■ WHAT IS NEEDED ■
Output each entry exactly; skip nothing.
--- Begin MATERIAL FOR THIS EXERCISE ---
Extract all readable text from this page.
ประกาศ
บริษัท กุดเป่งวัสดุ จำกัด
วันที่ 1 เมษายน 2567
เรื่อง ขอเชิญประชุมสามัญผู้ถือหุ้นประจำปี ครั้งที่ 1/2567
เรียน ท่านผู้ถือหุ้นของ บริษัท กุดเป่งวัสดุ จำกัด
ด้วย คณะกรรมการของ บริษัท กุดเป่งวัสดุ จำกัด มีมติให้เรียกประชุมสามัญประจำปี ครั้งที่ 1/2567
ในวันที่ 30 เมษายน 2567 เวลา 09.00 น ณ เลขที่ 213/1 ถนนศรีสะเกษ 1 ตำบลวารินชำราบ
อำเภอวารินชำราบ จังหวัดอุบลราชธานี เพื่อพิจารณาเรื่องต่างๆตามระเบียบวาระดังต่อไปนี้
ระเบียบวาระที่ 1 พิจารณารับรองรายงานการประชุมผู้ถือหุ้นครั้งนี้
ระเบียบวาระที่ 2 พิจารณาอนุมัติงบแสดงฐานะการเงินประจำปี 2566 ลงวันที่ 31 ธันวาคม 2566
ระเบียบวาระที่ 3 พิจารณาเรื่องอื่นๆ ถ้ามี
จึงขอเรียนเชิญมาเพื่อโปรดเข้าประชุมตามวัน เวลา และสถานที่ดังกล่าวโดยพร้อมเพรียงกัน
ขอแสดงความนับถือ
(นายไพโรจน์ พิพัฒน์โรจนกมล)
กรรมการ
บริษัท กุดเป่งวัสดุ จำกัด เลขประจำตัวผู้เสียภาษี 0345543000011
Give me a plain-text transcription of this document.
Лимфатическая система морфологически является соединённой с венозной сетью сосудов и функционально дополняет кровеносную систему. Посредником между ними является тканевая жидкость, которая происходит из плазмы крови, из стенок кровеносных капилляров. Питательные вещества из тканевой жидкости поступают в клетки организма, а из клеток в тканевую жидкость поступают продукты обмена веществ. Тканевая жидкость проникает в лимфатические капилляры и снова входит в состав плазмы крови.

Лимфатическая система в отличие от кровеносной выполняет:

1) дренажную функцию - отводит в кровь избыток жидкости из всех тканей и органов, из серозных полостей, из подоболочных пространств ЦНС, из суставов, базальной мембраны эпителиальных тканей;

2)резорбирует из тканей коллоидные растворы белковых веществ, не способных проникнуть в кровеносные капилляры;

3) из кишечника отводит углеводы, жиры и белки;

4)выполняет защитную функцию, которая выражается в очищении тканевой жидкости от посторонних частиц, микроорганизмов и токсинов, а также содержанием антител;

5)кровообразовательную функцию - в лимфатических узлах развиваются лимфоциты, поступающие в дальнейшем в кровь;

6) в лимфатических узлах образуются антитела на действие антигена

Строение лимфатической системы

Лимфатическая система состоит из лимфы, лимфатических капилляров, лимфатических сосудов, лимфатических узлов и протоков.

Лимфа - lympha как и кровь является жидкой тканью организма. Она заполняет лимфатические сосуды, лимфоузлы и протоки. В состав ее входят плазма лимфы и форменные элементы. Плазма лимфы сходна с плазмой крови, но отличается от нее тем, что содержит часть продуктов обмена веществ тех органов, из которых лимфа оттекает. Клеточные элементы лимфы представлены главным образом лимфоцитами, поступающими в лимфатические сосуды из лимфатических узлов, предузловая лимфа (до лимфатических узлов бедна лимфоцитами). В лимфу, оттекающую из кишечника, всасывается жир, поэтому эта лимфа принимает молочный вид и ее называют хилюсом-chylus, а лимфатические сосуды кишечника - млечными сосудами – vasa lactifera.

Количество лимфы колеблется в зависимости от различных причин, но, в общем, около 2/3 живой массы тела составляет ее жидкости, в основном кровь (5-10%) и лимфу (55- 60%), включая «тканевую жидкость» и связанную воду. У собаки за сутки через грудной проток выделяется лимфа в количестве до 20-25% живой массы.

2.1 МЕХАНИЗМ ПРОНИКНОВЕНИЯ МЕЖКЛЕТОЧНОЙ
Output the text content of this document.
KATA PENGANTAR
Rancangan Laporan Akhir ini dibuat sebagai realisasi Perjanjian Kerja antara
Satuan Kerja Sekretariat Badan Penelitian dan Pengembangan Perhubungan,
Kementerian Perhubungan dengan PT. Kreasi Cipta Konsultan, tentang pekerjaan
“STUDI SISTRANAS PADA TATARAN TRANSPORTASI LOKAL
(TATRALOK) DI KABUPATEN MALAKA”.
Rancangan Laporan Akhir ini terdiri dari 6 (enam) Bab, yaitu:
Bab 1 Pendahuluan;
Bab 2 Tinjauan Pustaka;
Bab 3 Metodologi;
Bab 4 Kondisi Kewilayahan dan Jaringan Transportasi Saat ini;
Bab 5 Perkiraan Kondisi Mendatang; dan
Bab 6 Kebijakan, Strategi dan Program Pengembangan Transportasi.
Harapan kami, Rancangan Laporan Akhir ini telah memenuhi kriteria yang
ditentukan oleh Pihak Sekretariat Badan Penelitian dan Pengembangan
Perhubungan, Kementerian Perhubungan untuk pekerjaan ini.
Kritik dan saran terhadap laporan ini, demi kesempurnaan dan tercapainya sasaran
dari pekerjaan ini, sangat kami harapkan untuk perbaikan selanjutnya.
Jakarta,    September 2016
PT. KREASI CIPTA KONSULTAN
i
--- End MATERIAL FOR THIS EXERCISE ---
■ THE SOLUTION ■
Extract all readable text from this page.
ประกาศ
บริษัท กุดเป่งวัสดุ จำกัด
วันที่ 1 เมษายน 2567
เรื่อง ขอเชิญประชุมสามัญผู้ถือหุ้นประจำปี ครั้งที่ 1/2567
เรียน ท่านผู้ถือหุ้นของ บริษัท กุดเป่งวัสดุ จำกัด
ด้วย คณะกรรมการของ บริษัท กุดเป่งวัสดุ จำกัด มีมติให้เรียกประชุมสามัญประจำปี ครั้งที่ 1/2567
ในวันที่ 30 เมษายน 2567 เวลา 09.00 น ณ เลขที่ 213/1 ถนนศรีสะเกษ 1 ตำบลวารินชำราบ
อำเภอวารินชำราบ จังหวัดอุบลราชธานี เพื่อพิจารณาเรื่องต่างๆตามระเบียบวาระดังต่อไปนี้
ระเบียบวาระที่ 1 พิจารณารับรองรายงานการประชุมผู้ถือหุ้นครั้งนี้
ระเบียบวาระที่ 2 พิจารณาอนุมัติงบแสดงฐานะการเงินประจำปี 2566 ลงวันที่ 31 ธันวาคม 2566
ระเบียบวาระที่ 3 พิจารณาเรื่องอื่นๆ ถ้ามี
จึงขอเรียนเชิญมาเพื่อโปรดเข้าประชุมตามวัน เวลา และสถานที่ดังกล่าวโดยพร้อมเพรียงกัน
ขอแสดงความนับถือ
(นายไพโรจน์ พิพัฒน์โรจนกมล)
กรรมการ
บริษัท กุดเป่งวัสดุ จำกัด เลขประจำตัวผู้เสียภาษี 0345543000011
Give me a plain-text transcription of this document.
Лимфатическая система морфологически является соединённой с венозной сетью сосудов и функционально дополняет кровеносную систему. Посредником между ними является тканевая жидкость, которая происходит из плазмы крови, из стенок кровеносных капилляров. Питательные вещества из тканевой жидкости поступают в клетки организма, а из клеток в тканевую жидкость поступают продукты обмена веществ. Тканевая жидкость проникает в лимфатические капилляры и снова входит в состав плазмы крови.

Лимфатическая система в отличие от кровеносной выполняет:

1) дренажную функцию - отводит в кровь избыток жидкости из всех тканей и органов, из серозных полостей, из подоболочных пространств ЦНС, из суставов, базальной мембраны эпителиальных тканей;

2)резорбирует из тканей коллоидные растворы белковых веществ, не способных проникнуть в кровеносные капилляры;

3) из кишечника отводит углеводы, жиры и белки;

4)выполняет защитную функцию, которая выражается в очищении тканевой жидкости от посторонних частиц, микроорганизмов и токсинов, а также содержанием антител;

5)кровообразовательную функцию - в лимфатических узлах развиваются лимфоциты, поступающие в дальнейшем в кровь;

6) в лимфатических узлах образуются антитела на действие антигена

Строение лимфатической системы

Лимфатическая система состоит из лимфы, лимфатических капилляров, лимфатических сосудов, лимфатических узлов и протоков.

Лимфа - lympha как и кровь является жидкой тканью организма. Она заполняет лимфатические сосуды, лимфоузлы и протоки. В состав ее входят плазма лимфы и форменные элементы. Плазма лимфы сходна с плазмой крови, но отличается от нее тем, что содержит часть продуктов обмена веществ тех органов, из которых лимфа оттекает. Клеточные элементы лимфы представлены главным образом лимфоцитами, поступающими в лимфатические сосуды из лимфатических узлов, предузловая лимфа (до лимфатических узлов бедна лимфоцитами). В лимфу, оттекающую из кишечника, всасывается жир, поэтому эта лимфа принимает молочный вид и ее называют хилюсом-chylus, а лимфатические сосуды кишечника - млечными сосудами – vasa lactifera.

Количество лимфы колеблется в зависимости от различных причин, но, в общем, около 2/3 живой массы тела составляет ее жидкости, в основном кровь (5-10%) и лимфу (55- 60%), включая «тканевую жидкость» и связанную воду. У собаки за сутки через грудной проток выделяется лимфа в количестве до 20-25% живой массы.

2.1 МЕХАНИЗМ ПРОНИКНОВЕНИЯ МЕЖКЛЕТОЧНОЙ
Output the text content of this document.
KATA PENGANTAR
Rancangan Laporan Akhir ini dibuat sebagai realisasi Perjanjian Kerja antara
Satuan Kerja Sekretariat Badan Penelitian dan Pengembangan Perhubungan,
Kementerian Perhubungan dengan PT. Kreasi Cipta Konsultan, tentang pekerjaan
“STUDI SISTRANAS PADA TATARAN TRANSPORTASI LOKAL
(TATRALOK) DI KABUPATEN MALAKA”.
Rancangan Laporan Akhir ini terdiri dari 6 (enam) Bab, yaitu:
Bab 1 Pendahuluan;
Bab 2 Tinjauan Pustaka;
Bab 3 Metodologi;
Bab 4 Kondisi Kewilayahan dan Jaringan Transportasi Saat ini;
Bab 5 Perkiraan Kondisi Mendatang; dan
Bab 6 Kebijakan, Strategi dan Program Pengembangan Transportasi.
Harapan kami, Rancangan Laporan Akhir ini telah memenuhi kriteria yang
ditentukan oleh Pihak Sekretariat Badan Penelitian dan Pengembangan
Perhubungan, Kementerian Perhubungan untuk pekerjaan ini.
Kritik dan saran terhadap laporan ini, demi kesempurnaan dan tercapainya sasaran
dari pekerjaan ini, sangat kami harapkan untuk perbaikan selanjutnya.
Jakarta,    September 2016
PT. KREASI CIPTA KONSULTAN
i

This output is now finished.